> Esercizi:
a – Rinomina "Odessa" in "Sebastopoli" e riporta il brano sulla Corazzata Potemkin tra le parole "Date le circostanze" e "avrebbero reso ostativo.", estremi inclusi.
b – Rispondi per favore a queste domande sul brano sulla Corazzata Potemkin:
(i) In che anno è uscito "Il secondo tragico Fantozzi"?
(ii) Quanto dura il film?
(iii) In quale istituzione si trovano le tracce elettroacustiche del restauro della colonna sonora?
c – Riprendi il brano sulla Corazzata Potemkin dopo l'ultima frase e proseguilo.

> Brano:
-------------------------
Date le circostanze attuali, dove tutto può essere allusivo a tutto e poiché tutti sono diventati sospettosi, tranne quelli che vanno a mangiare alla Caritas (sempre più numerosi), si poteva essere certi dell’esclusione della “Corazzata Potemkin” resa celeberrima dalla battuta di Paolo Villaggio in una delle sue gag fulminanti (“Il secondo tragico Fantozzi”, 1976), per non essere accusati di putinismo. Come filmone poteva starci, per la lunghezza (oltre un’ora), per il restauro della colonna sonora (un’avventura incredibile di cui esistono tracce elettroacustiche sofisticatissime per intenditori alla Cineteca di Bologna in “surround 5.1”), per il regista dell’opera Sergej Michajlovič Ėjzenštejn anche, ma il russo che trasudava da ogni fotogramma e quella scalinata di Odessa in cui precipita la carrozzina che richiama l’odierna tragedia russa-ucraina, lo avrebbero reso ostativo.
-------------------------
> Estratto dati:
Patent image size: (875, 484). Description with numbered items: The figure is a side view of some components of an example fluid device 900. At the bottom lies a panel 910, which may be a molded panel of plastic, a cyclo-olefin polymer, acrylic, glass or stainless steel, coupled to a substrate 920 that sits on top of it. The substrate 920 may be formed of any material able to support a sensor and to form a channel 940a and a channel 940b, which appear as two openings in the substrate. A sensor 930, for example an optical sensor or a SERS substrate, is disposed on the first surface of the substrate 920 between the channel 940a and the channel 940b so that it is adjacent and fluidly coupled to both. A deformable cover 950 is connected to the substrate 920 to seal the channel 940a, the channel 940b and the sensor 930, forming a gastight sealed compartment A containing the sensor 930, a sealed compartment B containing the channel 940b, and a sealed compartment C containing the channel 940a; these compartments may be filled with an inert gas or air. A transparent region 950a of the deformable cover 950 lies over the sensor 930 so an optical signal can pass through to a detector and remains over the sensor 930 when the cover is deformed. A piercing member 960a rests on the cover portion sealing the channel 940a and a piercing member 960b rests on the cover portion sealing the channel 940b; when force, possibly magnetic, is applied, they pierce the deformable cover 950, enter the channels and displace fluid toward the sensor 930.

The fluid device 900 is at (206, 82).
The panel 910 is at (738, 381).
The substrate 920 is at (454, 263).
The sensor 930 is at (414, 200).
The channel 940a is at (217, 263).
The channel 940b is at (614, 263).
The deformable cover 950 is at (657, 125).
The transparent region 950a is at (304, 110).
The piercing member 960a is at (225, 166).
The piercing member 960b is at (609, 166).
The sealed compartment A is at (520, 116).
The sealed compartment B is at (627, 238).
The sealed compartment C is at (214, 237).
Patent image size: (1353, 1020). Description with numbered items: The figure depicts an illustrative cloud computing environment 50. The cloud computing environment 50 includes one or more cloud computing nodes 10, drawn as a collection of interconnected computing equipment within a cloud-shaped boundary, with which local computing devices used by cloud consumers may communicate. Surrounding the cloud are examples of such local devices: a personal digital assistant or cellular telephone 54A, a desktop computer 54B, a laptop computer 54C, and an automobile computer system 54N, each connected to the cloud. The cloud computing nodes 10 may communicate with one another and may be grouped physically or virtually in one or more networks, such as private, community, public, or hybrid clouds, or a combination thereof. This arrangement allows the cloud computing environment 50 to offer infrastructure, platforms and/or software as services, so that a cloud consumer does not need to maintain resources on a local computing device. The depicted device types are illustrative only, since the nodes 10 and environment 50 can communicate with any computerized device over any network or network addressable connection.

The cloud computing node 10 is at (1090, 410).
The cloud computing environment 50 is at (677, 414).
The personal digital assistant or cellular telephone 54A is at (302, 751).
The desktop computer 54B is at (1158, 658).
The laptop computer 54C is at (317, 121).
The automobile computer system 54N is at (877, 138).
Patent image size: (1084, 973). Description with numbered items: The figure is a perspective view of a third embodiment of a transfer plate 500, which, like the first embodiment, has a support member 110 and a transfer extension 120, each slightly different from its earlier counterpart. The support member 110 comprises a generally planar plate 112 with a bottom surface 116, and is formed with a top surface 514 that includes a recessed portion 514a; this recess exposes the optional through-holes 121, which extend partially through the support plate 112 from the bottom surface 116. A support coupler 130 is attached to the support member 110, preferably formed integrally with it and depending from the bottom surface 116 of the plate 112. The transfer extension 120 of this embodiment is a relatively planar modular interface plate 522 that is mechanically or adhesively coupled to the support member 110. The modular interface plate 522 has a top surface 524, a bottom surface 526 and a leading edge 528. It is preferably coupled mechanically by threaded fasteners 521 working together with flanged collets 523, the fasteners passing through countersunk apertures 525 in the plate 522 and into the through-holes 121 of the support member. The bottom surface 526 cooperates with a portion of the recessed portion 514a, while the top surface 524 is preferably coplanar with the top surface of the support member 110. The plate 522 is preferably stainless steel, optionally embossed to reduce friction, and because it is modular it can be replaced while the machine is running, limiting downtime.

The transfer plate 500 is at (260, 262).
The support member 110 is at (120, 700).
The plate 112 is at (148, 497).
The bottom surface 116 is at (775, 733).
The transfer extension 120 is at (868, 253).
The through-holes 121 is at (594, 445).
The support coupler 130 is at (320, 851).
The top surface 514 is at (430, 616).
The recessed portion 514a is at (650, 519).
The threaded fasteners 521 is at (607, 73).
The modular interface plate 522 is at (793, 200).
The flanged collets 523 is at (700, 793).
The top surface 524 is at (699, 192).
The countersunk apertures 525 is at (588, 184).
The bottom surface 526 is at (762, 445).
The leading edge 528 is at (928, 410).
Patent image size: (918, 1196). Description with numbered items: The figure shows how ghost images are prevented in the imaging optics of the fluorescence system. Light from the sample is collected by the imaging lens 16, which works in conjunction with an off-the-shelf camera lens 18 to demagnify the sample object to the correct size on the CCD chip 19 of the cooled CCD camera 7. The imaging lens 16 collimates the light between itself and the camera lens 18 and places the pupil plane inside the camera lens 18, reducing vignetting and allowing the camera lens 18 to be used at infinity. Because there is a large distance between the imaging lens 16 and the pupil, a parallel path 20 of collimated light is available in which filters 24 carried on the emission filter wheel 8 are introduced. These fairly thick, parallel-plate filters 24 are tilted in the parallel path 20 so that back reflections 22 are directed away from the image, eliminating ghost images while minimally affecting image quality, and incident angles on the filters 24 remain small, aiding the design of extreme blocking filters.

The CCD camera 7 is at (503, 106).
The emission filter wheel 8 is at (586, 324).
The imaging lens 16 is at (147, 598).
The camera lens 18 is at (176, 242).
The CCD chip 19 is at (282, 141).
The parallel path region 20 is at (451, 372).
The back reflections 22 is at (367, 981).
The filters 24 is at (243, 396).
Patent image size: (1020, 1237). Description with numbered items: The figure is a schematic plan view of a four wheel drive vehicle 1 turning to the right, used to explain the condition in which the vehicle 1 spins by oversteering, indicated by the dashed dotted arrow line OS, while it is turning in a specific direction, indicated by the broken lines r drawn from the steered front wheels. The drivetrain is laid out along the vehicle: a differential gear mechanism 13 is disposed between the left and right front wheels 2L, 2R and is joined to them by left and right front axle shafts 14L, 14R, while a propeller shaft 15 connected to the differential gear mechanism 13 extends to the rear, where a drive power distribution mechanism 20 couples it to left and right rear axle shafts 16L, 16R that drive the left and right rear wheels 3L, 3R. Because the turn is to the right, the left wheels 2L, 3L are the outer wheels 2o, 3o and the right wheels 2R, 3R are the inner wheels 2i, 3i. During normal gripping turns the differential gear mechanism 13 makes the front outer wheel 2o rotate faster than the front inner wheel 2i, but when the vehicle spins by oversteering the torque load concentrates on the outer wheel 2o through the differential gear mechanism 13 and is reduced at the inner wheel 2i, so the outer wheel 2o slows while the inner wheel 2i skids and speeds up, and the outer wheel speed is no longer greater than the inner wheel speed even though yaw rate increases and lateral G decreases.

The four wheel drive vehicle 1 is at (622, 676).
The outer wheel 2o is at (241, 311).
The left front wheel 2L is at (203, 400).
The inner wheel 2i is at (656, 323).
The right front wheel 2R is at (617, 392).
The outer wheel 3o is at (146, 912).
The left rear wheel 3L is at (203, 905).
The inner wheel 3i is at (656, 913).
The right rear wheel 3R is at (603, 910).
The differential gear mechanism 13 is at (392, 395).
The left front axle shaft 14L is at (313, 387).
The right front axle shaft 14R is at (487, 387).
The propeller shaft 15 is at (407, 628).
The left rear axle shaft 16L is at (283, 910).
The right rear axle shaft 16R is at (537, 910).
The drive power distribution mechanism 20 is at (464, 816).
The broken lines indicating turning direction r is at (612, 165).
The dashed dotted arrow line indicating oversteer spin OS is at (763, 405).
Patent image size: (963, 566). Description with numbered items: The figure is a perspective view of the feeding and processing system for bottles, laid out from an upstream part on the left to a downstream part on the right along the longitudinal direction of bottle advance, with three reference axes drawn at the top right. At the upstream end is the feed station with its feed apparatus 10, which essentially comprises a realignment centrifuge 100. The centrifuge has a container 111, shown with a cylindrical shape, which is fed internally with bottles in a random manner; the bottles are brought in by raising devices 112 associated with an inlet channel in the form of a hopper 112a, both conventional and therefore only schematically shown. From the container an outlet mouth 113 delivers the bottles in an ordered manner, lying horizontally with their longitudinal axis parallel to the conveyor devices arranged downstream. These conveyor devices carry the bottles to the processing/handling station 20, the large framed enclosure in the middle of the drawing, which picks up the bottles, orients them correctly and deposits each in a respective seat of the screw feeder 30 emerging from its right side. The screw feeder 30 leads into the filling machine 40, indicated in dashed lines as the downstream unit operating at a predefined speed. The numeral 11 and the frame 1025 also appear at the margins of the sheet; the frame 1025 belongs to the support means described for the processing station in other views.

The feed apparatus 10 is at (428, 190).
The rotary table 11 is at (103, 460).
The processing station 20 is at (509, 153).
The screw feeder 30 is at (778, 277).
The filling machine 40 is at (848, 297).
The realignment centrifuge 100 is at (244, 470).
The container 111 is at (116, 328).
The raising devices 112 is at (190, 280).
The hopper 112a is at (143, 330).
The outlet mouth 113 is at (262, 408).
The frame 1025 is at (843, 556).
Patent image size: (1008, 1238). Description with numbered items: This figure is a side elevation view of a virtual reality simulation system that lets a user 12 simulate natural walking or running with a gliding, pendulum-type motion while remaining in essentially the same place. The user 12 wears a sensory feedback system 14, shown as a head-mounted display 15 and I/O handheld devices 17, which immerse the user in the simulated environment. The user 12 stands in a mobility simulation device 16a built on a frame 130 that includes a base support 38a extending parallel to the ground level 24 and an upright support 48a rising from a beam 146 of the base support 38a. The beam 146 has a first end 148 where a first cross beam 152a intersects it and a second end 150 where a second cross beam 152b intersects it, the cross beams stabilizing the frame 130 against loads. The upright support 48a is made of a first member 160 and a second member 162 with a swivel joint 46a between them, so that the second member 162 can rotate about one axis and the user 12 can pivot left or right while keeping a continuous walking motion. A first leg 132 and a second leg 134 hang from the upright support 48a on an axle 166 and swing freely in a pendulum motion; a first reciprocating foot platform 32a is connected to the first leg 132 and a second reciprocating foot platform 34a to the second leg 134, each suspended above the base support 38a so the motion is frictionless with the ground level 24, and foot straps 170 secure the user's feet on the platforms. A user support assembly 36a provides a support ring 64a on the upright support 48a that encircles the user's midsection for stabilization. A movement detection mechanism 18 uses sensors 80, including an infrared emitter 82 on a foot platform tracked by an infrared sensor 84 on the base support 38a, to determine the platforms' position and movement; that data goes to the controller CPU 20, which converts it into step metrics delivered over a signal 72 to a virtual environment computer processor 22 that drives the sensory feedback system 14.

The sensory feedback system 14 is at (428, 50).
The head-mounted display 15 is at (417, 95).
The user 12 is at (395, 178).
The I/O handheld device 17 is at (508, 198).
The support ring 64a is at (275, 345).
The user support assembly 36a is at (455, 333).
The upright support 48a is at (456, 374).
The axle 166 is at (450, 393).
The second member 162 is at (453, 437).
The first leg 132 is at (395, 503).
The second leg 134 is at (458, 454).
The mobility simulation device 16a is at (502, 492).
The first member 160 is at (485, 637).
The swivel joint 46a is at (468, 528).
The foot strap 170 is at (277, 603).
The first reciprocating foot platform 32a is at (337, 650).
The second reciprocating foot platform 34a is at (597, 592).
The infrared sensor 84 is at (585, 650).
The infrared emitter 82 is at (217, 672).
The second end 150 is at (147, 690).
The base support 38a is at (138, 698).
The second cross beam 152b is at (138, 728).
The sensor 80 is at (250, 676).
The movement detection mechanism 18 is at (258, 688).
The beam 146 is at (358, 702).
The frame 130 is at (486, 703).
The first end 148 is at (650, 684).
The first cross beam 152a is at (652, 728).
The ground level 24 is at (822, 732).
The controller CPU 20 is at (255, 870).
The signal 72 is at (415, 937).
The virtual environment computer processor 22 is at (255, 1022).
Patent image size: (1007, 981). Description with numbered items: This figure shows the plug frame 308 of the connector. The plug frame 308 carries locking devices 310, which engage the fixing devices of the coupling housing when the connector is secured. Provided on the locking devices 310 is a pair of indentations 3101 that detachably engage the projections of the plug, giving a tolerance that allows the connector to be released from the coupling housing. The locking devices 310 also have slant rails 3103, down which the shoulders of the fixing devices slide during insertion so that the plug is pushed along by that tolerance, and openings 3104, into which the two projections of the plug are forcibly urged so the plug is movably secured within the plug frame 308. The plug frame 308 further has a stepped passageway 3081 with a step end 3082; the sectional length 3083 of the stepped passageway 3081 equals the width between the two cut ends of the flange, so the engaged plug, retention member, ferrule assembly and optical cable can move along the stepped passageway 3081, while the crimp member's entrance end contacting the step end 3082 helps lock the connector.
-------------------------
> Risposte scritte:
a –
Date le circostanze attuali, dove tutto può essere allusivo a tutto e poiché tutti sono diventati sospettosi, tranne quelli che vanno a mangiare alla Caritas (sempre più numerosi), si poteva essere certi dell’esclusione della “Corazzata Potemkin” resa celeberrima dalla battuta di Paolo Villaggio in una delle sue gag fulminanti (“Il secondo tragico Fantozzi”, 1976), per non essere accusati di putinismo. Come filmone poteva starci, per la lunghezza (oltre un’ora), per il restauro della colonna sonora (un’avventura incredibile di cui esistono tracce elettroacustiche sofisticatissime per intenditori alla Cineteca di Bologna in “surround 5.1”), per il regista dell’opera Sergej Michajlovič Ėjzenštejn anche, ma il russo che trasudava da ogni fotogramma e quella scalinata di Sebastopoli in cui precipita la carrozzina che richiama l’odierna tragedia russa-ucraina, lo avrebbero reso ostativo.

b –
(i) Nel 1976.
(ii) Oltre un'ora.
(iii) Alla Cineteca di Bologna.

c –
È stato cosi che il 27 dicembre 2022, Rai 3, ha inteso sdebitarsi coi propri utenti, trasmettendo dal dopocena fino quasi all’una dopo mezzanotte del giorno successivo i 251 minuti di "C'era una volta in America" la versione restaurata (2012), di Sergio Leone, conservata nella Cineteca di Bologna, che i critici considerano il suo testamento-capolavoro. Ancora Sergio Leone, quest’anno, passato in televisione da noi, qui, Italia; ancora un film didattico, esemplare soprattutto per chi ha re-inventato Holliwood, per riflettere, pensare, emozionarsi, riprendere discorsi sensati, anziché blaterare sulla terza guerra mondiale, minacciare l’Armagheddon nucleare dei “buoni” per fermare i “cattivi”, o viceversa, e altre assurdità tipiche della “guerra di propaganda” sparata a destra e a manca.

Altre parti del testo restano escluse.